Task requirements ▸
Output all lines exactly.

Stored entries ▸
## Start
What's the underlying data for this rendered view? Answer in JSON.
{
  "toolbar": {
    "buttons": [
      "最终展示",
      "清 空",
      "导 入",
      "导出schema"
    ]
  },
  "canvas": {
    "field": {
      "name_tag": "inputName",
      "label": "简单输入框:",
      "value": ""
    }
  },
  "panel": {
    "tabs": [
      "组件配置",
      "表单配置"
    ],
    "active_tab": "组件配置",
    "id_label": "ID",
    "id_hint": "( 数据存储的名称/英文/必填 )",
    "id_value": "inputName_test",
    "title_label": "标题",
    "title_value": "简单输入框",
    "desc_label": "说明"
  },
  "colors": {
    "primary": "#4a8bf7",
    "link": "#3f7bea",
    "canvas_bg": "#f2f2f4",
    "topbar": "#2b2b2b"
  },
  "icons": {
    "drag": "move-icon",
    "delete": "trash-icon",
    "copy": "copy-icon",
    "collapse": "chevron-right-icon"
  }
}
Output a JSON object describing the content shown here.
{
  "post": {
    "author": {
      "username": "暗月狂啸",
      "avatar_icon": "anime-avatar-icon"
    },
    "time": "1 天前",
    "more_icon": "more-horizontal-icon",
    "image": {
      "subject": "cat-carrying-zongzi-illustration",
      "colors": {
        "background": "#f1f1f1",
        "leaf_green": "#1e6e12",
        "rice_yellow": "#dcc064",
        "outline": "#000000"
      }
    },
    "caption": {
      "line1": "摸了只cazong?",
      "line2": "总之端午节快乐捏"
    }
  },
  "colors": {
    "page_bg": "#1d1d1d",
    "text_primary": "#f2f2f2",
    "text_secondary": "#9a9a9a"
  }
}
## End
Response to this task ▸
What's the underlying data for this rendered view? Answer in JSON.
{
  "toolbar": {
    "buttons": [
      "最终展示",
      "清 空",
      "导 入",
      "导出schema"
    ]
  },
  "canvas": {
    "field": {
      "name_tag": "inputName",
      "label": "简单输入框:",
      "value": ""
    }
  },
  "panel": {
    "tabs": [
      "组件配置",
      "表单配置"
    ],
    "active_tab": "组件配置",
    "id_label": "ID",
    "id_hint": "( 数据存储的名称/英文/必填 )",
    "id_value": "inputName_test",
    "title_label": "标题",
    "title_value": "简单输入框",
    "desc_label": "说明"
  },
  "colors": {
    "primary": "#4a8bf7",
    "link": "#3f7bea",
    "canvas_bg": "#f2f2f4",
    "topbar": "#2b2b2b"
  },
  "icons": {
    "drag": "move-icon",
    "delete": "trash-icon",
    "copy": "copy-icon",
    "collapse": "chevron-right-icon"
  }
}
Output a JSON object describing the content shown here.
{
  "post": {
    "author": {
      "username": "暗月狂啸",
      "avatar_icon": "anime-avatar-icon"
    },
    "time": "1 天前",
    "more_icon": "more-horizontal-icon",
    "image": {
      "subject": "cat-carrying-zongzi-illustration",
      "colors": {
        "background": "#f1f1f1",
        "leaf_green": "#1e6e12",
        "rice_yellow": "#dcc064",
        "outline": "#000000"
      }
    },
    "caption": {
      "line1": "摸了只cazong?",
      "line2": "总之端午节快乐捏"
    }
  },
  "colors": {
    "page_bg": "#1d1d1d",
    "text_primary": "#f2f2f2",
    "text_secondary": "#9a9a9a"
  }
}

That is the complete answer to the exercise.